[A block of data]
+--
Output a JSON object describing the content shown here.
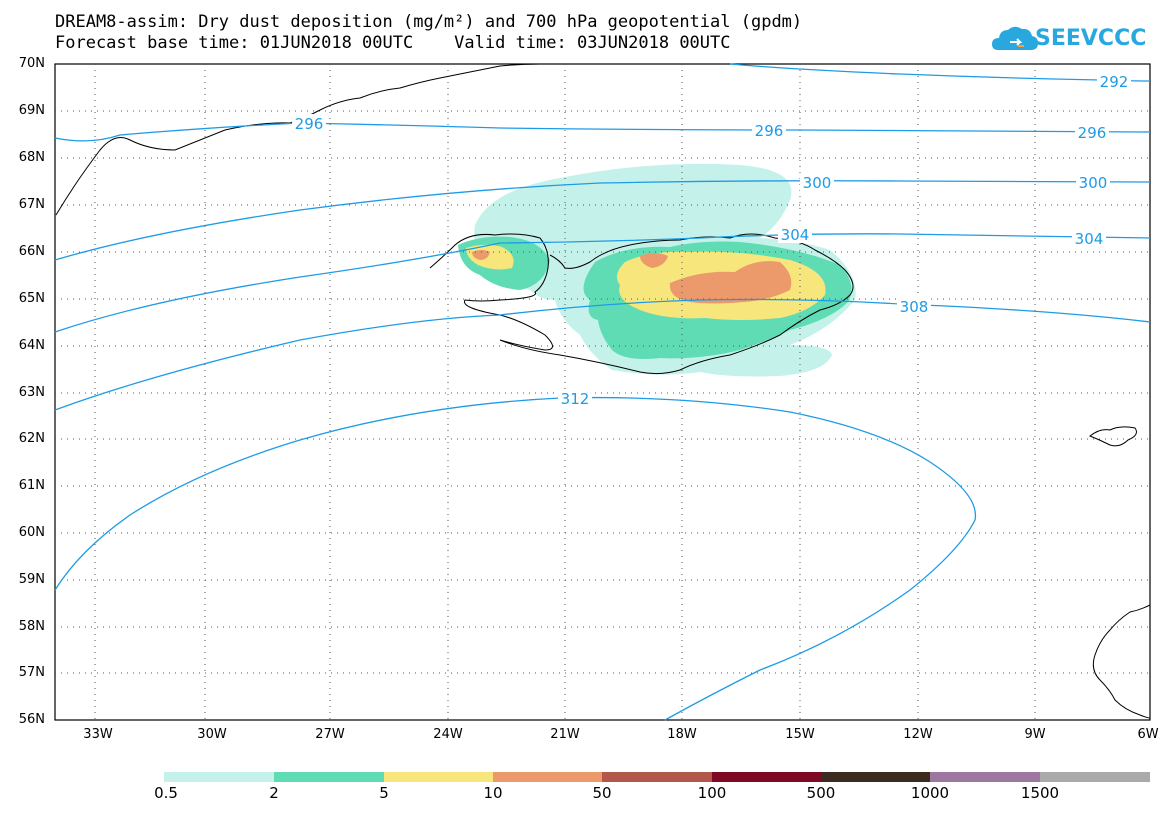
{
  "title": {
    "line1": "DREAM8-assim: Dry dust deposition (mg/m²) and 700 hPa geopotential (gpdm)",
    "line2": "Forecast base time: 01JUN2018 00UTC    Valid time: 03JUN2018 00UTC"
  },
  "logo": {
    "text": "SEEVCCC",
    "color": "#29a8e0"
  },
  "lat_labels": [
    "70N",
    "69N",
    "68N",
    "67N",
    "66N",
    "65N",
    "64N",
    "63N",
    "62N",
    "61N",
    "60N",
    "59N",
    "58N",
    "57N",
    "56N"
  ],
  "lon_labels": [
    "33W",
    "30W",
    "27W",
    "24W",
    "21W",
    "18W",
    "15W",
    "12W",
    "9W",
    "6W"
  ],
  "contour_labels": [
    "292",
    "296",
    "296",
    "296",
    "300",
    "300",
    "304",
    "304",
    "308",
    "312"
  ],
  "contour_color": "#1e9be6",
  "colorbar": {
    "colors": [
      "#c4f2ea",
      "#5fdcb3",
      "#f7e67b",
      "#ec9a6c",
      "#b3574a",
      "#7e0a22",
      "#3d2a1e",
      "#9d77a0",
      "#aaaaaa"
    ],
    "labels": [
      "0.5",
      "2",
      "5",
      "10",
      "50",
      "100",
      "500",
      "1000",
      "1500"
    ]
  }
}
+--
[TASK INSTRUCTIONS] Copy all of the entries verbatim, leaving out any pictures they contain.

[RESPONSE]
Output a JSON object describing the content shown here.
{
  "title": {
    "line1": "DREAM8-assim: Dry dust deposition (mg/m²) and 700 hPa geopotential (gpdm)",
    "line2": "Forecast base time: 01JUN2018 00UTC    Valid time: 03JUN2018 00UTC"
  },
  "logo": {
    "text": "SEEVCCC",
    "color": "#29a8e0"
  },
  "lat_labels": [
    "70N",
    "69N",
    "68N",
    "67N",
    "66N",
    "65N",
    "64N",
    "63N",
    "62N",
    "61N",
    "60N",
    "59N",
    "58N",
    "57N",
    "56N"
  ],
  "lon_labels": [
    "33W",
    "30W",
    "27W",
    "24W",
    "21W",
    "18W",
    "15W",
    "12W",
    "9W",
    "6W"
  ],
  "contour_labels": [
    "292",
    "296",
    "296",
    "296",
    "300",
    "300",
    "304",
    "304",
    "308",
    "312"
  ],
  "contour_color": "#1e9be6",
  "colorbar": {
    "colors": [
      "#c4f2ea",
      "#5fdcb3",
      "#f7e67b",
      "#ec9a6c",
      "#b3574a",
      "#7e0a22",
      "#3d2a1e",
      "#9d77a0",
      "#aaaaaa"
    ],
    "labels": [
      "0.5",
      "2",
      "5",
      "10",
      "50",
      "100",
      "500",
      "1000",
      "1500"
    ]
  }
}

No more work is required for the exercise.